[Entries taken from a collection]
────────────────────────────────────────

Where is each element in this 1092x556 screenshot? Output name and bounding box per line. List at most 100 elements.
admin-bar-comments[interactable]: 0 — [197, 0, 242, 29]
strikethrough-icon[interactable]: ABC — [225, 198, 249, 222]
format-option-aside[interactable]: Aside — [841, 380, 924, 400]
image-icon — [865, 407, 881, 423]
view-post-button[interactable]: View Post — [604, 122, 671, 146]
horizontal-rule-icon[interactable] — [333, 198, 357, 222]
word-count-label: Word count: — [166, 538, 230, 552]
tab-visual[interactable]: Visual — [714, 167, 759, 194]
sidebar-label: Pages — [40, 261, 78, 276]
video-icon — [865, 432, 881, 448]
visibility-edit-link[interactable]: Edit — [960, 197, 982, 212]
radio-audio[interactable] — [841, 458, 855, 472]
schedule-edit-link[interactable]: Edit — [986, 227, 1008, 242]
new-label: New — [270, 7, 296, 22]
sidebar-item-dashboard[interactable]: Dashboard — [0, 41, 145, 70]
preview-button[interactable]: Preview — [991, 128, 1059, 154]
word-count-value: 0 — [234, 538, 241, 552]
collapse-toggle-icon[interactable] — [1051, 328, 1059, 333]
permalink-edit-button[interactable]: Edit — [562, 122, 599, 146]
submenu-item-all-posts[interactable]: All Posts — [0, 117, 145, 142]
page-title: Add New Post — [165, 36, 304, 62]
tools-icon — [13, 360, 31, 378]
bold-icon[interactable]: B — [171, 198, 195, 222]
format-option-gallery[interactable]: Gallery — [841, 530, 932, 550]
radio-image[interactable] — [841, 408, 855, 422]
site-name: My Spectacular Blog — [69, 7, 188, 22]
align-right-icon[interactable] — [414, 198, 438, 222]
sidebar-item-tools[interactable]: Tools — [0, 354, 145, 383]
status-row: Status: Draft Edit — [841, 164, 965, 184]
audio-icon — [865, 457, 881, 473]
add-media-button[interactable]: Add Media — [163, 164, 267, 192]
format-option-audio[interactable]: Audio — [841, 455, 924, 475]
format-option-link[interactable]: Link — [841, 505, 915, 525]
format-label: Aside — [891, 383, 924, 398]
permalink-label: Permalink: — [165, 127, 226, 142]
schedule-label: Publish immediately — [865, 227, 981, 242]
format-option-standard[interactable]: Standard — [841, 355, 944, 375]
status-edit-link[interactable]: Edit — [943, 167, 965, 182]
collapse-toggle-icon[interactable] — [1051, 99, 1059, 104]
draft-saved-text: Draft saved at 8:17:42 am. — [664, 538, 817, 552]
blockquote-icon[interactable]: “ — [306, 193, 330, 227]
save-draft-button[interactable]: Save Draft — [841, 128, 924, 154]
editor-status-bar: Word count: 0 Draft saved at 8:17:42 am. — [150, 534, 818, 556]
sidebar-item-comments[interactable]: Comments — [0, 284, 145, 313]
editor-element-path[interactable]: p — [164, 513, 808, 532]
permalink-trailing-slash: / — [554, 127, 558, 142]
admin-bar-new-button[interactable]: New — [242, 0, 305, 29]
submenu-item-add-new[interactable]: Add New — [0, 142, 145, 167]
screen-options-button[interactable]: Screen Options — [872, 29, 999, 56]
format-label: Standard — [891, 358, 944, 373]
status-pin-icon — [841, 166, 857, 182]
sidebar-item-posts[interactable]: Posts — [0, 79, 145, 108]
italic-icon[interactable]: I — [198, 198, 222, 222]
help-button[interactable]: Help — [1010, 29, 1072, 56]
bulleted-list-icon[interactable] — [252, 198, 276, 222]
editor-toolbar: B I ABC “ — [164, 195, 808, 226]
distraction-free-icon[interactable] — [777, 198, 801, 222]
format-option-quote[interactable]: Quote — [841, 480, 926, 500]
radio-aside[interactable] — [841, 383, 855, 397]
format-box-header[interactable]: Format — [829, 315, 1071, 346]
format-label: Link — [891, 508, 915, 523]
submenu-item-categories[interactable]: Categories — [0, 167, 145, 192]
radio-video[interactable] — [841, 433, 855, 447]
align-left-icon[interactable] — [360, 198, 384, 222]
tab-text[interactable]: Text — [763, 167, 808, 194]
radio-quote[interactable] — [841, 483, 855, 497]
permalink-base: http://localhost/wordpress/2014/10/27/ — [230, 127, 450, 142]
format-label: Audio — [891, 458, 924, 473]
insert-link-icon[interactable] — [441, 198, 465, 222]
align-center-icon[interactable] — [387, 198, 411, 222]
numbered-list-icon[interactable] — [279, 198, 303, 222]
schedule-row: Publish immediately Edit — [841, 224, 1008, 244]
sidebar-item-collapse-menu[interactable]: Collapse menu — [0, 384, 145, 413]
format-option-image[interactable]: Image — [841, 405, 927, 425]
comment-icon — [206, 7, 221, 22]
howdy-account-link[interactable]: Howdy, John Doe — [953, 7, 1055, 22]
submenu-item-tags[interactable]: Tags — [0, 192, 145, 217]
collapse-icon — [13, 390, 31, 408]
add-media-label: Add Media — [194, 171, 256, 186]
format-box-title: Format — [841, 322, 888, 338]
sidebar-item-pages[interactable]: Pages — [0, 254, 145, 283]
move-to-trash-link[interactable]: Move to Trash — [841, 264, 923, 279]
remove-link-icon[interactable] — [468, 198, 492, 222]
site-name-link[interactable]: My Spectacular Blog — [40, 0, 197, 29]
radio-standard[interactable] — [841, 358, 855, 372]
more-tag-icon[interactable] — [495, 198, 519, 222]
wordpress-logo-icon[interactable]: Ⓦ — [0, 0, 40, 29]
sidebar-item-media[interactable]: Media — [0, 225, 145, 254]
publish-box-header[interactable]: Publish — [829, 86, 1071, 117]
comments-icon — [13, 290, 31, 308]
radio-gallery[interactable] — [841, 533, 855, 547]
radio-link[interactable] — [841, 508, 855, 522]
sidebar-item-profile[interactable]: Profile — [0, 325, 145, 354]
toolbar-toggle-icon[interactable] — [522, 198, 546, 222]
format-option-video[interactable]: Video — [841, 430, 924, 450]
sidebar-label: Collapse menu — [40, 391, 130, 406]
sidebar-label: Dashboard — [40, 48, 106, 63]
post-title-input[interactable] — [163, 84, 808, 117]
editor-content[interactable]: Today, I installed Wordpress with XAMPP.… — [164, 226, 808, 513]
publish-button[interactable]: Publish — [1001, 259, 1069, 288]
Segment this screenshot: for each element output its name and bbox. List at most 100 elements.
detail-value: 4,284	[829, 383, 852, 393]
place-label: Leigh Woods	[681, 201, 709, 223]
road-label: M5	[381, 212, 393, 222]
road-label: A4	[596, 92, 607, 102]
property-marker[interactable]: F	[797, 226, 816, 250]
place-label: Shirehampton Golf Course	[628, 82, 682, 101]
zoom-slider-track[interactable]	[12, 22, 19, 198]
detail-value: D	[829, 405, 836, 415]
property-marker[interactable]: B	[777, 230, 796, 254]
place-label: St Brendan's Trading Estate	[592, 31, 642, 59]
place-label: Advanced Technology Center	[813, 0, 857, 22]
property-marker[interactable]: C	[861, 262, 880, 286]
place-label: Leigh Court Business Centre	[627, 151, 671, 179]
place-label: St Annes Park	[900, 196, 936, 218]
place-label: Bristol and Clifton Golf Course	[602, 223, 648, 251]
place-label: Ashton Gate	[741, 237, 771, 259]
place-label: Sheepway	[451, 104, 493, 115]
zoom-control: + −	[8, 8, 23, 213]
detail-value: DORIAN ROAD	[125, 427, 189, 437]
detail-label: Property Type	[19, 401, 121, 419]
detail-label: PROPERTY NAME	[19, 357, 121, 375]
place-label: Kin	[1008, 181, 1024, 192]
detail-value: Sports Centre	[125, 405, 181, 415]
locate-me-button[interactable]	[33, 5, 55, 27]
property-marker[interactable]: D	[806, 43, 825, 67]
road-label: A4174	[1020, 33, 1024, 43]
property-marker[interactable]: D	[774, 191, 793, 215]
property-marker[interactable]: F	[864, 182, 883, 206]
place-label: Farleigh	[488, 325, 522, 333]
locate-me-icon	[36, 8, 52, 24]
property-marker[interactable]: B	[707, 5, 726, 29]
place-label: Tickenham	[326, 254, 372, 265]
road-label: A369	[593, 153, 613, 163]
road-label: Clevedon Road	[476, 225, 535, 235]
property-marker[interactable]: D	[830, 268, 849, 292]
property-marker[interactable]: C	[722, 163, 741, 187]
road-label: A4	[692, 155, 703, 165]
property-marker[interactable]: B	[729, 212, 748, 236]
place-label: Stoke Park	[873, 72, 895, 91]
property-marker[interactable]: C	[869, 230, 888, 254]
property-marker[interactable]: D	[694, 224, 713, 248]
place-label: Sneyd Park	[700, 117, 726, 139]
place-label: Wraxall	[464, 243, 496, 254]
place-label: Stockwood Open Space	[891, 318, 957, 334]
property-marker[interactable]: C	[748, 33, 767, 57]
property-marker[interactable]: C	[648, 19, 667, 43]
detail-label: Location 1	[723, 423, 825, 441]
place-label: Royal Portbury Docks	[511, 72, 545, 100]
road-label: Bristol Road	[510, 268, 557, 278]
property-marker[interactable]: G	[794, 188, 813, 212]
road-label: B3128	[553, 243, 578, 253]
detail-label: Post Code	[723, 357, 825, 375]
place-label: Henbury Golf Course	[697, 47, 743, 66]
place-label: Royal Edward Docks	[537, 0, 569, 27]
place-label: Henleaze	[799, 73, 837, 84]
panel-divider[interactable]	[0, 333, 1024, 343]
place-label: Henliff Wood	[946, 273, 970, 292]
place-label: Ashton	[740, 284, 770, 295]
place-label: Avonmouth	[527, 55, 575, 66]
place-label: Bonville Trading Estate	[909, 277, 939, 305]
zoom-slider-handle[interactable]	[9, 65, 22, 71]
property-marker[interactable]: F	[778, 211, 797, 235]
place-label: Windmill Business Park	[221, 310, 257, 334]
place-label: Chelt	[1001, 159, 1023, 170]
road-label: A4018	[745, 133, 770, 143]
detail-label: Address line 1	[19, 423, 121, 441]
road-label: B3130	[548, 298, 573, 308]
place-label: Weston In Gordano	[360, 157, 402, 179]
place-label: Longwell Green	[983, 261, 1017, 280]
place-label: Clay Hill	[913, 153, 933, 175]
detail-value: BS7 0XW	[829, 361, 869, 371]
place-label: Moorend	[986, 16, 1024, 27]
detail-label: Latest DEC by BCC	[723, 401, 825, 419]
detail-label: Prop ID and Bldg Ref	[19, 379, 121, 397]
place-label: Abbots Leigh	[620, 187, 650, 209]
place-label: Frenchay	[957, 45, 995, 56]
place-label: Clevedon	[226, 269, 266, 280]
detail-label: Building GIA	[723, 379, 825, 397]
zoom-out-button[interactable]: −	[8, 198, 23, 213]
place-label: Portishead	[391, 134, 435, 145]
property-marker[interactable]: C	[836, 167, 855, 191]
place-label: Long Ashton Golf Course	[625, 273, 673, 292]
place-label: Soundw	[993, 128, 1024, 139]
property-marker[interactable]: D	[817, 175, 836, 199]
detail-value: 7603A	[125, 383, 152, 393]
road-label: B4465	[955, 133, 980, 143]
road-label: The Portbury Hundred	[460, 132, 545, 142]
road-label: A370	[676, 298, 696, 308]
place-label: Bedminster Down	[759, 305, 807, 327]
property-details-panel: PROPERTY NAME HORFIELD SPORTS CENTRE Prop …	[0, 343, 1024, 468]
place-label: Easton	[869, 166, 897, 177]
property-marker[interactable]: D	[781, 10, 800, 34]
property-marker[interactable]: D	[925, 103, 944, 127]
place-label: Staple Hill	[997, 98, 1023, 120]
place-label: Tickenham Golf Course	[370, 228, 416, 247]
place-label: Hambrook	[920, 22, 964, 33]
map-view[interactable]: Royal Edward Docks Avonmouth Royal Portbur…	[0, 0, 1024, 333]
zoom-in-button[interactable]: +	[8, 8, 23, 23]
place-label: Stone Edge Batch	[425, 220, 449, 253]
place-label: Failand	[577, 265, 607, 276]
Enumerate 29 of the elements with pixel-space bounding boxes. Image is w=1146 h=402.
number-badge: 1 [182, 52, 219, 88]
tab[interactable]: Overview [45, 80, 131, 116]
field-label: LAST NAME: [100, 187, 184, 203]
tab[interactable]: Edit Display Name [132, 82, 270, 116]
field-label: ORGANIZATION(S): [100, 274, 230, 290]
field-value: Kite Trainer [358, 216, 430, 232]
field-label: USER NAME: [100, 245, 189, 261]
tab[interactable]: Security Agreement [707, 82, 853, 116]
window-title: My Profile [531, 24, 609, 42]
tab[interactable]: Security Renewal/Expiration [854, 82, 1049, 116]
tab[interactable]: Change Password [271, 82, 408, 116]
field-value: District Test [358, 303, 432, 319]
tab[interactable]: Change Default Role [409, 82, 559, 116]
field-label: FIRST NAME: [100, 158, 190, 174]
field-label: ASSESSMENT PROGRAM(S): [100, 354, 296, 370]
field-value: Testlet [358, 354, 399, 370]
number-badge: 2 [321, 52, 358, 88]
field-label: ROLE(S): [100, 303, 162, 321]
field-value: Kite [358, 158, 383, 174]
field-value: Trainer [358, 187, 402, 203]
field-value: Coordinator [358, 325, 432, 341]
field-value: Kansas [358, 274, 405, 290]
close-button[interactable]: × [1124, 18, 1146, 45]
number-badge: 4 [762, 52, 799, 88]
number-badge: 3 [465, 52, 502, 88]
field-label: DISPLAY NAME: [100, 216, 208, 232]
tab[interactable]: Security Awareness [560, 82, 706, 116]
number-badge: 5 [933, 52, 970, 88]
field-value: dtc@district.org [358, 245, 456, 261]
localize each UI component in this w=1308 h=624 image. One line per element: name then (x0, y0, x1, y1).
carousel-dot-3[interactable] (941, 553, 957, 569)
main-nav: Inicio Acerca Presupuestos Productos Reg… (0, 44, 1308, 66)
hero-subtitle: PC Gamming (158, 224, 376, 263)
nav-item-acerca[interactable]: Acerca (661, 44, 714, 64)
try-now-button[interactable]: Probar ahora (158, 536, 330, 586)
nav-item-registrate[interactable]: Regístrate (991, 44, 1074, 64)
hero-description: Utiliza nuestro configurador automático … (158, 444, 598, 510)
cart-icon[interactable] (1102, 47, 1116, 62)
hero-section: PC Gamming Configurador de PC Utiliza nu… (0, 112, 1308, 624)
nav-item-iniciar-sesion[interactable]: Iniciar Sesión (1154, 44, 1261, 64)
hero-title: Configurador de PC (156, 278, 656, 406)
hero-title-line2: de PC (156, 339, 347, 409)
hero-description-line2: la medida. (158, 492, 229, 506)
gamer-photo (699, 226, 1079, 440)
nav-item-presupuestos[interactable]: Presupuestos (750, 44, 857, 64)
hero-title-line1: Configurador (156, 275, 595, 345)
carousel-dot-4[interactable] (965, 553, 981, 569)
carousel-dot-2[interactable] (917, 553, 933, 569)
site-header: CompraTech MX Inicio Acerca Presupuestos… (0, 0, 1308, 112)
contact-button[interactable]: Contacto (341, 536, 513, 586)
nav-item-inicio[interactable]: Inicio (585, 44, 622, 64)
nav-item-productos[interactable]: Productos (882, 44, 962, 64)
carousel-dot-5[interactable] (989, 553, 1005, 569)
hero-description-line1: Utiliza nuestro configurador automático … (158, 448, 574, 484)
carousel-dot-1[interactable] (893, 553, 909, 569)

────────────────────────────────────────

▶ [TASK DETAILS] Copy the rows unchanged, from the first row through the one containing "image-icon — [865, 407, 881, 423]".

▶ [SOLUTION TO THIS TASK]
Where is each element in this 1092x556 screenshot? Output name and bounding box per line. List at most 100 elements.
admin-bar-comments[interactable]: 0 — [197, 0, 242, 29]
strikethrough-icon[interactable]: ABC — [225, 198, 249, 222]
format-option-aside[interactable]: Aside — [841, 380, 924, 400]
image-icon — [865, 407, 881, 423]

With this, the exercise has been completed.